**REQUIRED TASK:** Extract the lines that carry the string "تختلف" from the listing.

Data records:
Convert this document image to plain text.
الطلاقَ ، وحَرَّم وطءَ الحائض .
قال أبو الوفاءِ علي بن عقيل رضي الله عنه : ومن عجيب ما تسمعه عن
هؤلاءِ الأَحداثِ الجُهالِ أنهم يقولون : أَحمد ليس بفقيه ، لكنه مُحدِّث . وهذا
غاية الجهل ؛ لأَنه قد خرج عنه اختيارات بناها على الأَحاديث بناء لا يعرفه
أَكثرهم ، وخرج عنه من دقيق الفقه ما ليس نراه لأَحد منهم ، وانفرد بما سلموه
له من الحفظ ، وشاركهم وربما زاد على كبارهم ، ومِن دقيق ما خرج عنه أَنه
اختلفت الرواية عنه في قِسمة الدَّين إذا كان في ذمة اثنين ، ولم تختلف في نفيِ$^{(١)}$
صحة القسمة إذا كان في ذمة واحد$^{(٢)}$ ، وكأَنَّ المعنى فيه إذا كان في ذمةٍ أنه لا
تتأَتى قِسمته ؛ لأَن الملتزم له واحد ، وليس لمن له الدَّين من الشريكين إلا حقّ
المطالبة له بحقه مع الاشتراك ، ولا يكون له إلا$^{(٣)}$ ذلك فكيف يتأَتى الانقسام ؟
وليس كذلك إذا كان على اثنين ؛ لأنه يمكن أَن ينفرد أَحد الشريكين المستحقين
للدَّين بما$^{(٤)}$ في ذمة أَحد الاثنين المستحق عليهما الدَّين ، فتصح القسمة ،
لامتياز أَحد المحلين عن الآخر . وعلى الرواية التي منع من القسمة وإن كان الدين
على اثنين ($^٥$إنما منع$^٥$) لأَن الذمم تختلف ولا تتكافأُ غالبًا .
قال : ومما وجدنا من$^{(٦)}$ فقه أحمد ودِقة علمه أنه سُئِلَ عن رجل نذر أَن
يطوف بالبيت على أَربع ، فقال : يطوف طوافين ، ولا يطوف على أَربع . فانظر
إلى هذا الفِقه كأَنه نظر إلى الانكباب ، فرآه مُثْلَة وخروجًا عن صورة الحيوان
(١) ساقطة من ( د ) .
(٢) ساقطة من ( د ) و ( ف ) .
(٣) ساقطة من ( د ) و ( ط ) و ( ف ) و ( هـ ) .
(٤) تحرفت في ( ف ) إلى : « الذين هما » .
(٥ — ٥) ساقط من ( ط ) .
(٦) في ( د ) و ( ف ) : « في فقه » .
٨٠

**OUTPUT FOR THIS TASK:**
اختلفت الرواية عنه في قِسمة الدَّين إذا كان في ذمة اثنين ، ولم تختلف في نفيِ$^{(١)}$
على اثنين ($^٥$إنما منع$^٥$) لأَن الذمم تختلف ولا تتكافأُ غالبًا .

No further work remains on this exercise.